___ Listed entries

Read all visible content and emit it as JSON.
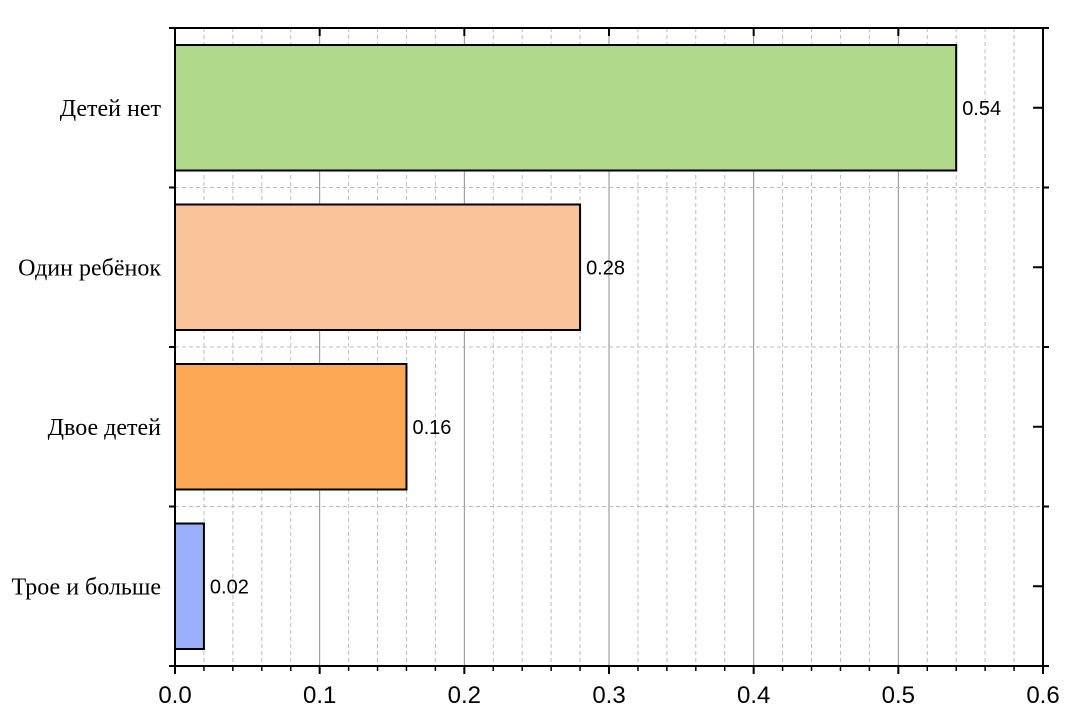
{
  "chart_data": {
    "type": "bar",
    "orientation": "horizontal",
    "categories": [
      "Детей нет",
      "Один ребёнок",
      "Двое детей",
      "Трое и больше"
    ],
    "values": [
      0.54,
      0.28,
      0.16,
      0.02
    ],
    "data_labels": [
      "0.54",
      "0.28",
      "0.16",
      "0.02"
    ],
    "bar_colors": [
      "#b0d98b",
      "#fbc39a",
      "#fca854",
      "#9aaffc"
    ],
    "xlim": [
      0,
      0.6
    ],
    "x_ticks": [
      0,
      0.1,
      0.2,
      0.3,
      0.4,
      0.5,
      0.6
    ],
    "x_tick_labels": [
      "0.0",
      "0.1",
      "0.2",
      "0.3",
      "0.4",
      "0.5",
      "0.6"
    ],
    "grid": true,
    "legend": false,
    "title": "",
    "xlabel": "",
    "ylabel": ""
  }
}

______

Work to do - Leave the pictures out and output the rest of the listing exactly.

Response to this task -
Read all visible content and emit it as JSON.
{
  "chart_data": {
    "type": "bar",
    "orientation": "horizontal",
    "categories": [
      "Детей нет",
      "Один ребёнок",
      "Двое детей",
      "Трое и больше"
    ],
    "values": [
      0.54,
      0.28,
      0.16,
      0.02
    ],
    "data_labels": [
      "0.54",
      "0.28",
      "0.16",
      "0.02"
    ],
    "bar_colors": [
      "#b0d98b",
      "#fbc39a",
      "#fca854",
      "#9aaffc"
    ],
    "xlim": [
      0,
      0.6
    ],
    "x_ticks": [
      0,
      0.1,
      0.2,
      0.3,
      0.4,
      0.5,
      0.6
    ],
    "x_tick_labels": [
      "0.0",
      "0.1",
      "0.2",
      "0.3",
      "0.4",
      "0.5",
      "0.6"
    ],
    "grid": true,
    "legend": false,
    "title": "",
    "xlabel": "",
    "ylabel": ""
  }
}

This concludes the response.